▸ **What is required**:
Search the records below for the word "xlabel". Pull out each line that has it.
>> Start Entries provided
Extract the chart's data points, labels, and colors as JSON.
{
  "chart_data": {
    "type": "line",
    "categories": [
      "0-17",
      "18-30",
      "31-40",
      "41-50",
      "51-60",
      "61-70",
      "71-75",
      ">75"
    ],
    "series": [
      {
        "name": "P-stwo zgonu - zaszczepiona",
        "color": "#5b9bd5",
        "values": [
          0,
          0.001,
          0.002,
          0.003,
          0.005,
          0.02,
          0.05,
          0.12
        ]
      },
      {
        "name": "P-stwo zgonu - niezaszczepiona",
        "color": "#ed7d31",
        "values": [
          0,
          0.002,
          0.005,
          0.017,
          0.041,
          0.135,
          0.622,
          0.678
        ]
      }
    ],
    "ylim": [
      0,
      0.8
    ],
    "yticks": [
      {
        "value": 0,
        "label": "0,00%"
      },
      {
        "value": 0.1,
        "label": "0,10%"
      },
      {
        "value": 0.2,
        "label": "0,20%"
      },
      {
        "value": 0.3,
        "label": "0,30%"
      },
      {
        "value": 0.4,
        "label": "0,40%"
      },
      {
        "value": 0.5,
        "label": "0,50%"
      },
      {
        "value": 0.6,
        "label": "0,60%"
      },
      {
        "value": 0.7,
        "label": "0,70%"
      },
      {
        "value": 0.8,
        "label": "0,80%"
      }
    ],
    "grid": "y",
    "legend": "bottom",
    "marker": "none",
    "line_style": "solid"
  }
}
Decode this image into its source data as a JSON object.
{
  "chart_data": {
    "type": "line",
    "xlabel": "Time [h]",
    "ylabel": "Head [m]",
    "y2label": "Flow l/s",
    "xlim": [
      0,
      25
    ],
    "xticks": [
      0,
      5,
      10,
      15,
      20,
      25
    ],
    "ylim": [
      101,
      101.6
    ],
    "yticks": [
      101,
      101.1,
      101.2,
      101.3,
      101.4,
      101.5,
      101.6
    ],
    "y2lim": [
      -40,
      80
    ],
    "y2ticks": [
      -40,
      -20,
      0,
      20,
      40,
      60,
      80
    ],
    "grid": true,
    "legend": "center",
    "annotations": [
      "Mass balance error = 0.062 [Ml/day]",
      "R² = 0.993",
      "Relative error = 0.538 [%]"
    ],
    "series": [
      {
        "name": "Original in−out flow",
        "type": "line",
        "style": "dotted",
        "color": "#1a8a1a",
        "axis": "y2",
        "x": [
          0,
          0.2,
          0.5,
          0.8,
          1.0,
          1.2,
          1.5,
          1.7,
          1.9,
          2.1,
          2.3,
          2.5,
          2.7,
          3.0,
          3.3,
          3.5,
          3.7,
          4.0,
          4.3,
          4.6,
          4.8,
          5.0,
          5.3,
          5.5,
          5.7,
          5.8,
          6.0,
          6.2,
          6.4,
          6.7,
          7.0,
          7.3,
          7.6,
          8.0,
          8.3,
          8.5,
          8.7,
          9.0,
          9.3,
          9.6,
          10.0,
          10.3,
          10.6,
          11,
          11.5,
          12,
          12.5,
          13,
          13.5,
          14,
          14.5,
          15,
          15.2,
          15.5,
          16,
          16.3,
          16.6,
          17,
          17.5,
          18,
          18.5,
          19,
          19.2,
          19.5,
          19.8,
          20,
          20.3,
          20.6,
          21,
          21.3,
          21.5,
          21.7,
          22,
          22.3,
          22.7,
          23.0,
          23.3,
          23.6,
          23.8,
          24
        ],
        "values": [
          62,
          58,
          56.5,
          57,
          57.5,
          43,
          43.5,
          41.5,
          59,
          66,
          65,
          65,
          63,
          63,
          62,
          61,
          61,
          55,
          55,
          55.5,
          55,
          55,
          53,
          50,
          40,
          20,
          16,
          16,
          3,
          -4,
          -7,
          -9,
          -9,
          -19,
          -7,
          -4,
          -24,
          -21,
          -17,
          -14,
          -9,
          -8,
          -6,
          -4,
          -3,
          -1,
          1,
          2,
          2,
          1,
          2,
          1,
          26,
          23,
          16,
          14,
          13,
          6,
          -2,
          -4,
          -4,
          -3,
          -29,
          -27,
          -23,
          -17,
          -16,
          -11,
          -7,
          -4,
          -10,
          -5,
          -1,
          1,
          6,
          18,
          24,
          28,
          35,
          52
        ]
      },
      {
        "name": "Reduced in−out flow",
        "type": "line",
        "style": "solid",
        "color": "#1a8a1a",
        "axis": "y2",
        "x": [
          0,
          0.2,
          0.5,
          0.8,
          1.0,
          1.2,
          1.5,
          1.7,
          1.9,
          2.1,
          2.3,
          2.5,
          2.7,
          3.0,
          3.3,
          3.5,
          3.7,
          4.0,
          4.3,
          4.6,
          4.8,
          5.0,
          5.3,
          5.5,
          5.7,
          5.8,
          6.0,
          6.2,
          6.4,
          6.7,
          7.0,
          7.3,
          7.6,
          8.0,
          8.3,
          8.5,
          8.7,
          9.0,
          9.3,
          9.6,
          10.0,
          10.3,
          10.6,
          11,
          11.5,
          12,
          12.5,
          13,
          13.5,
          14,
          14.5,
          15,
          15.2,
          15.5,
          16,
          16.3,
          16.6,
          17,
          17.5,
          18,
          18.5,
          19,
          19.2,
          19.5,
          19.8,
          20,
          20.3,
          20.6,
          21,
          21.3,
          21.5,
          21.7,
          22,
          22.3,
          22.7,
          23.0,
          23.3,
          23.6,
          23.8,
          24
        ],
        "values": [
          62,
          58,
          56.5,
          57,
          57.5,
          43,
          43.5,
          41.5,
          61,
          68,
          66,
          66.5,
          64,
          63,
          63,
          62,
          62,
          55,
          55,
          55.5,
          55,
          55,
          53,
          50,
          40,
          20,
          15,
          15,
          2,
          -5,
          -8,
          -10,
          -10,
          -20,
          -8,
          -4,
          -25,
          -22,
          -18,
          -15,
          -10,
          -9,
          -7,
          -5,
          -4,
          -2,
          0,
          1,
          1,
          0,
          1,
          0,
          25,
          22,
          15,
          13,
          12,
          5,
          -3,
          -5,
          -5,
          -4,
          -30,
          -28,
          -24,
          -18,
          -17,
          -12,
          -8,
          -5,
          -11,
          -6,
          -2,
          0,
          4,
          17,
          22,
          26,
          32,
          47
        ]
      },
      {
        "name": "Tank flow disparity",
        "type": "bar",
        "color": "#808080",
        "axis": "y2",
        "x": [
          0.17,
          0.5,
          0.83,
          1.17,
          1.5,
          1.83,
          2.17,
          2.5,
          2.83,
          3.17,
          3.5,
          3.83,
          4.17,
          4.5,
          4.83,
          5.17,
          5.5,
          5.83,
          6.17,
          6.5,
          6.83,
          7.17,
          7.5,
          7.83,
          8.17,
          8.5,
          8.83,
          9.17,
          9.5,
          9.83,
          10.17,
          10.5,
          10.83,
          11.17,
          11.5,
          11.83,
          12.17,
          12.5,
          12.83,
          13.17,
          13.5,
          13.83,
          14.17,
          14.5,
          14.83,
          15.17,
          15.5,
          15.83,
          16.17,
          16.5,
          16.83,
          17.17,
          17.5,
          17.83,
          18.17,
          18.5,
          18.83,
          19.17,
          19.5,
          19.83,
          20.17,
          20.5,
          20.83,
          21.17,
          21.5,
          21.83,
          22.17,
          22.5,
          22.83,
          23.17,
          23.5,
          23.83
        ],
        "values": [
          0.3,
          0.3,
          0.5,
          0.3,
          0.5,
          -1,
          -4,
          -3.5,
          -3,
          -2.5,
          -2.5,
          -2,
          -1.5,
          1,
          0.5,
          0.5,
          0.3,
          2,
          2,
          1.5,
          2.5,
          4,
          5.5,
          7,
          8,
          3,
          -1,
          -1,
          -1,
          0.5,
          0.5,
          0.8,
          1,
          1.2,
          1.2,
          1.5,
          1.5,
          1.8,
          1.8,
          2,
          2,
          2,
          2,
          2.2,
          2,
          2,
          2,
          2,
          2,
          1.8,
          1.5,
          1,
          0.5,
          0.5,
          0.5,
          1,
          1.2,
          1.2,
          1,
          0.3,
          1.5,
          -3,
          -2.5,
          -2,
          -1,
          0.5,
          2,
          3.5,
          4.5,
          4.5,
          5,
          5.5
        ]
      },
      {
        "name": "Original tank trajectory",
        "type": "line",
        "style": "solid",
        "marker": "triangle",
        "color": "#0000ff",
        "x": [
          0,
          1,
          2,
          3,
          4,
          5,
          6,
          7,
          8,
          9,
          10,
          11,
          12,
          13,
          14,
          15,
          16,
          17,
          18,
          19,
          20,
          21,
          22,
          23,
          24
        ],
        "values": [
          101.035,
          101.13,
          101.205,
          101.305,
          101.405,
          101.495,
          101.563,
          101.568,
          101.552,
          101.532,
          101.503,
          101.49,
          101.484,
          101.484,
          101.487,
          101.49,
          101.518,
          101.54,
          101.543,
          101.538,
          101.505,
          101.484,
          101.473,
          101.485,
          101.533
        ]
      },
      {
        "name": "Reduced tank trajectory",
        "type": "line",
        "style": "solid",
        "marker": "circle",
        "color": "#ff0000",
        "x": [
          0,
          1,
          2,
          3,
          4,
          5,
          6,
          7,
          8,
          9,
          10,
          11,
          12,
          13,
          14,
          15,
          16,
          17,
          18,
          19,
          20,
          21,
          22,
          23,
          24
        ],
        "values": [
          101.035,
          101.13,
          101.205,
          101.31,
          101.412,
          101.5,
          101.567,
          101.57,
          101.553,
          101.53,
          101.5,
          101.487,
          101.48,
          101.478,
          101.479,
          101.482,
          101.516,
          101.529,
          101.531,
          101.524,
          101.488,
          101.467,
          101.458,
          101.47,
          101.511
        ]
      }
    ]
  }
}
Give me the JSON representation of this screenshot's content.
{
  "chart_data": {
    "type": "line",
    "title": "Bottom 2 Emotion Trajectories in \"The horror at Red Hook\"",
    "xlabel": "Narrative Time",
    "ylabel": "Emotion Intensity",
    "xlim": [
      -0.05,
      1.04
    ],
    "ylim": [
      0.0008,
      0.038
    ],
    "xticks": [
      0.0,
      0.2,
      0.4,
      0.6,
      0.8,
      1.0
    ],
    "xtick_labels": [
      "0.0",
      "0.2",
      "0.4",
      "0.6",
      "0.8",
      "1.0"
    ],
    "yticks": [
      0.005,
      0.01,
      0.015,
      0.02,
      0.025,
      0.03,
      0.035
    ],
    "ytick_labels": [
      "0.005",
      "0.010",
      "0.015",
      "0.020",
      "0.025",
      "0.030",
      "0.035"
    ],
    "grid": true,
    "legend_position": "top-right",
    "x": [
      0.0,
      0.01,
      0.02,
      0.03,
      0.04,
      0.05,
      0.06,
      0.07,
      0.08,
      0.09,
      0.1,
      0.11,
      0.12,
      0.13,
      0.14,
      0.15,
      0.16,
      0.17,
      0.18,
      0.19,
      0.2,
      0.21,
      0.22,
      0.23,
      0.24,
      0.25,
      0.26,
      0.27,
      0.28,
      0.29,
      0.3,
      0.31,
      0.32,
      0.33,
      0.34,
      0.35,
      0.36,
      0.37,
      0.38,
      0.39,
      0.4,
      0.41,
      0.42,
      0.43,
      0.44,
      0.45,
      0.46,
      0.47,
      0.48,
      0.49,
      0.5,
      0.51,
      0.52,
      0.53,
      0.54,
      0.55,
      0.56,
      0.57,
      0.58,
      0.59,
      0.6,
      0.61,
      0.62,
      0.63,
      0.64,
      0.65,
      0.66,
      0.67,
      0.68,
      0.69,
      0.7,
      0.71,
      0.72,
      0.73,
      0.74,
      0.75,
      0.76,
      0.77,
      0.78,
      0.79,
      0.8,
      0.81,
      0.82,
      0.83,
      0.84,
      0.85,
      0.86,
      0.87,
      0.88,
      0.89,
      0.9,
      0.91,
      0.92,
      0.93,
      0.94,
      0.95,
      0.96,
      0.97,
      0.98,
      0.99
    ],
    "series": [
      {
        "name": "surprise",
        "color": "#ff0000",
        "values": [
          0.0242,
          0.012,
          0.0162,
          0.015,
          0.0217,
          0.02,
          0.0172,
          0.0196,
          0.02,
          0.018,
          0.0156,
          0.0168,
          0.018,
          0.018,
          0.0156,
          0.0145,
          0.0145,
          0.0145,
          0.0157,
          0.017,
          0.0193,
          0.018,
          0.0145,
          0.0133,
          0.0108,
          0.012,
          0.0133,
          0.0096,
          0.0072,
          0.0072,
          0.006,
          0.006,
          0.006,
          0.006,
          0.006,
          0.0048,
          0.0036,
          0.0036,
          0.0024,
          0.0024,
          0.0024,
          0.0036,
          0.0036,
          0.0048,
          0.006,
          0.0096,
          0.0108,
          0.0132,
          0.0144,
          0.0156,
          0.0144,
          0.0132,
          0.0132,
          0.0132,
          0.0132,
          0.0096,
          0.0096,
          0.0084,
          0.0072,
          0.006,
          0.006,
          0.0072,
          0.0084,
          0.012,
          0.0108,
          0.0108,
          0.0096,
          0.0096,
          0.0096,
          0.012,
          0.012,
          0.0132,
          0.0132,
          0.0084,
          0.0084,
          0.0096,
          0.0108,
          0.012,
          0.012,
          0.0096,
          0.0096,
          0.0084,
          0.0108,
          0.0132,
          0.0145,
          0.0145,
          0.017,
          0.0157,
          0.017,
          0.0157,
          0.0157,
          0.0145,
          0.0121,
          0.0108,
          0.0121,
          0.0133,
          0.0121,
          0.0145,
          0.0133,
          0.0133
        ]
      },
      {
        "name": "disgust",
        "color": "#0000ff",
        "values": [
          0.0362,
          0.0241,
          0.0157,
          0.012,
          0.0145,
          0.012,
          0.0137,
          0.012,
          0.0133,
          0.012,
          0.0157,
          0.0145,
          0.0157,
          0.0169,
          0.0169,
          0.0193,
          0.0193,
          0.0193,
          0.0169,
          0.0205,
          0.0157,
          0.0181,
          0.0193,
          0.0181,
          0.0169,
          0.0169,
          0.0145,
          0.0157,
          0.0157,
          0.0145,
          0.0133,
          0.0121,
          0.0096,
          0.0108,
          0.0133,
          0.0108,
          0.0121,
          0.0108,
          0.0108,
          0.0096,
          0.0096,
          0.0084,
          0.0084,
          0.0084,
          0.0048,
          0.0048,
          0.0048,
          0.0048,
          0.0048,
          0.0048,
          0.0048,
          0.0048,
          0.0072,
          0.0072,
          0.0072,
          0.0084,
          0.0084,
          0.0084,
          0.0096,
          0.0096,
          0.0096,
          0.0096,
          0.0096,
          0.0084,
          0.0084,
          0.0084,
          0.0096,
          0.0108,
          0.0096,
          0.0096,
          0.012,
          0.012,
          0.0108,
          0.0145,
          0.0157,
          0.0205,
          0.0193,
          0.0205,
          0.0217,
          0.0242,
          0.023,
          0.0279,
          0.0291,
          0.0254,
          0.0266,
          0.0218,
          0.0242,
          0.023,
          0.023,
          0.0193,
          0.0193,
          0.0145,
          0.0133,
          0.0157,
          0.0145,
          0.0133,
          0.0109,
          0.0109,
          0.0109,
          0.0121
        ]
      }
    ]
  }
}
>> End Entries provided
▸ **Result of this task**:
    "xlabel": "Time [h]",
    "xlabel": "Narrative Time",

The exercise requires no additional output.